INSTRUCTIONS TO FOLLOW | Every line below that mentions the word "سورة" should be copied out.

==== RECORD EXTRACTS ====

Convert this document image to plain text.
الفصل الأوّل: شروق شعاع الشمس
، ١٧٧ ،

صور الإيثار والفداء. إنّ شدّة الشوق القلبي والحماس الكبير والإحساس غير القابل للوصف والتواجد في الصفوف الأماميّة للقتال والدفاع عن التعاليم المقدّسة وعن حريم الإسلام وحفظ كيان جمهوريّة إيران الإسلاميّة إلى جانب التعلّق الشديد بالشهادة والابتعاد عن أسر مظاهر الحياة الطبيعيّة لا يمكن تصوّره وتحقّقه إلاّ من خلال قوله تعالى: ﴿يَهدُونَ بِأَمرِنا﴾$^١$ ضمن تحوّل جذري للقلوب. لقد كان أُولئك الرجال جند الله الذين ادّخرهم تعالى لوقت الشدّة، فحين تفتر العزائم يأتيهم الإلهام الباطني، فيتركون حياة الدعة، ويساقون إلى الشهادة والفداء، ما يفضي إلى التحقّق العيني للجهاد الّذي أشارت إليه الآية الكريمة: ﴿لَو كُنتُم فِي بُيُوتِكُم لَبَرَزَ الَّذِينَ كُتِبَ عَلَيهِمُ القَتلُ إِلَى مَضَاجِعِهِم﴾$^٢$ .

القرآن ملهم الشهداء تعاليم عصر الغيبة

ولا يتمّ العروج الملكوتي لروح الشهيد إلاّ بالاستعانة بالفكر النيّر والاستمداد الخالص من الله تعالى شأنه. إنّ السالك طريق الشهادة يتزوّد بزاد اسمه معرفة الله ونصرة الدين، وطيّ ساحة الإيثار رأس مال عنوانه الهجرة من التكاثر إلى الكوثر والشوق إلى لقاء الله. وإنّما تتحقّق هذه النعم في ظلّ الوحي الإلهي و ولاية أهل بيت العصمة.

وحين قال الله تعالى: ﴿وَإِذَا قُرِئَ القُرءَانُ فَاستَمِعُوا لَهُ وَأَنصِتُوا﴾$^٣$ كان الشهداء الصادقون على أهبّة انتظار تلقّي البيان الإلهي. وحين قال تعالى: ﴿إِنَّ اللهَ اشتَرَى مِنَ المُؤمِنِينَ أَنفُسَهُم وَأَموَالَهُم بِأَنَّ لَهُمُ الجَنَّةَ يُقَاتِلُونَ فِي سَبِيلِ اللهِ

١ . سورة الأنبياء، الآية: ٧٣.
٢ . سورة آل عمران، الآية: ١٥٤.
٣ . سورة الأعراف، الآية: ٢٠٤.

====

RESPONSE TO THIS EXERCISE |
١ . سورة الأنبياء، الآية: ٧٣.
٢ . سورة آل عمران، الآية: ١٥٤.
٣ . سورة الأعراف، الآية: ٢٠٤.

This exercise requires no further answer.